Set problem:
Please reproduce the records below with "filter-checkbox" renamed to "filter-toggle" everywhere it occurs, changing nothing else.

══ Records to process

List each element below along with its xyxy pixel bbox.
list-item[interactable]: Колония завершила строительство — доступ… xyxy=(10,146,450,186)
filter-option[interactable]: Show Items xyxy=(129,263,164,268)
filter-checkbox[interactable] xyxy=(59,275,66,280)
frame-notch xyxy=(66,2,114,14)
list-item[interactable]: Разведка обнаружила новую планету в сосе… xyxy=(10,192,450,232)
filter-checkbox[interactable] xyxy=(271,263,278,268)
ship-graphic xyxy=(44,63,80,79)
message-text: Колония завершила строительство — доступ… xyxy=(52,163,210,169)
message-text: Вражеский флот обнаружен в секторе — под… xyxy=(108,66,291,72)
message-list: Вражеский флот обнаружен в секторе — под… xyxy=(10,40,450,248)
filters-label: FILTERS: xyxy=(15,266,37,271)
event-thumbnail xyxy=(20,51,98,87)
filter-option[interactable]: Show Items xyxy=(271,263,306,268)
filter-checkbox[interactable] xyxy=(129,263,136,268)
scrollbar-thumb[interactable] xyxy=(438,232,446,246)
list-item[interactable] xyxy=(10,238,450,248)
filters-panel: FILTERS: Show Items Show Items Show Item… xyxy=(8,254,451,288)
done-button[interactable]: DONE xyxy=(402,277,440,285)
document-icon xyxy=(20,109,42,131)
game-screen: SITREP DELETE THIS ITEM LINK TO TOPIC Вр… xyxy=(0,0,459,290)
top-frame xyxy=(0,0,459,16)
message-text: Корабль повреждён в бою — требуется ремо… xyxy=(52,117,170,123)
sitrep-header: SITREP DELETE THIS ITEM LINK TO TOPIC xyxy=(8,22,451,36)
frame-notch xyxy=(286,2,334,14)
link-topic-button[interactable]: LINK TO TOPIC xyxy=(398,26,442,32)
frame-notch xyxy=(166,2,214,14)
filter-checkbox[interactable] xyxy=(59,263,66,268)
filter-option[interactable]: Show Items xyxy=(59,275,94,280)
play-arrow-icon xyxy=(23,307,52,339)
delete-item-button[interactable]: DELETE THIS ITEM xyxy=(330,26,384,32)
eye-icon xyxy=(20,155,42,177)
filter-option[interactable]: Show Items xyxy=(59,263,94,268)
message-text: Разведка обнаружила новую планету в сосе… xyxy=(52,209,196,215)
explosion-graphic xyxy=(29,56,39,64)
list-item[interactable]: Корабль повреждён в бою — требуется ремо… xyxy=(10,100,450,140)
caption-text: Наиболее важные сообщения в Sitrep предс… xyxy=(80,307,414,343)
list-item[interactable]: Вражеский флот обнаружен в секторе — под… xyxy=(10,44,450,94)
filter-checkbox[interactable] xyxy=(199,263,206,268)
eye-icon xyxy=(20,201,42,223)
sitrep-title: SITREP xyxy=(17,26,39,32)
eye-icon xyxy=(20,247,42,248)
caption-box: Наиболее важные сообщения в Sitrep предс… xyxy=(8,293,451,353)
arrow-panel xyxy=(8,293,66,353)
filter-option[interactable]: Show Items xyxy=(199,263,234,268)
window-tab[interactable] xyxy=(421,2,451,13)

════

Full answer:
List each element below along with its xyxy pixel bbox.
list-item[interactable]: Колония завершила строительство — доступ… xyxy=(10,146,450,186)
filter-option[interactable]: Show Items xyxy=(129,263,164,268)
filter-toggle[interactable] xyxy=(59,275,66,280)
frame-notch xyxy=(66,2,114,14)
list-item[interactable]: Разведка обнаружила новую планету в сосе… xyxy=(10,192,450,232)
filter-toggle[interactable] xyxy=(271,263,278,268)
ship-graphic xyxy=(44,63,80,79)
message-text: Колония завершила строительство — доступ… xyxy=(52,163,210,169)
message-text: Вражеский флот обнаружен в секторе — под… xyxy=(108,66,291,72)
message-list: Вражеский флот обнаружен в секторе — под… xyxy=(10,40,450,248)
filters-label: FILTERS: xyxy=(15,266,37,271)
event-thumbnail xyxy=(20,51,98,87)
filter-option[interactable]: Show Items xyxy=(271,263,306,268)
filter-toggle[interactable] xyxy=(129,263,136,268)
scrollbar-thumb[interactable] xyxy=(438,232,446,246)
list-item[interactable] xyxy=(10,238,450,248)
filters-panel: FILTERS: Show Items Show Items Show Item… xyxy=(8,254,451,288)
done-button[interactable]: DONE xyxy=(402,277,440,285)
document-icon xyxy=(20,109,42,131)
game-screen: SITREP DELETE THIS ITEM LINK TO TOPIC Вр… xyxy=(0,0,459,290)
top-frame xyxy=(0,0,459,16)
message-text: Корабль повреждён в бою — требуется ремо… xyxy=(52,117,170,123)
sitrep-header: SITREP DELETE THIS ITEM LINK TO TOPIC xyxy=(8,22,451,36)
frame-notch xyxy=(286,2,334,14)
link-topic-button[interactable]: LINK TO TOPIC xyxy=(398,26,442,32)
frame-notch xyxy=(166,2,214,14)
filter-toggle[interactable] xyxy=(59,263,66,268)
filter-option[interactable]: Show Items xyxy=(59,275,94,280)
play-arrow-icon xyxy=(23,307,52,339)
delete-item-button[interactable]: DELETE THIS ITEM xyxy=(330,26,384,32)
eye-icon xyxy=(20,155,42,177)
filter-option[interactable]: Show Items xyxy=(59,263,94,268)
message-text: Разведка обнаружила новую планету в сосе… xyxy=(52,209,196,215)
explosion-graphic xyxy=(29,56,39,64)
list-item[interactable]: Корабль повреждён в бою — требуется ремо… xyxy=(10,100,450,140)
caption-text: Наиболее важные сообщения в Sitrep предс… xyxy=(80,307,414,343)
list-item[interactable]: Вражеский флот обнаружен в секторе — под… xyxy=(10,44,450,94)
filter-toggle[interactable] xyxy=(199,263,206,268)
eye-icon xyxy=(20,201,42,223)
sitrep-title: SITREP xyxy=(17,26,39,32)
eye-icon xyxy=(20,247,42,248)
caption-box: Наиболее важные сообщения в Sitrep предс… xyxy=(8,293,451,353)
arrow-panel xyxy=(8,293,66,353)
filter-option[interactable]: Show Items xyxy=(199,263,234,268)
window-tab[interactable] xyxy=(421,2,451,13)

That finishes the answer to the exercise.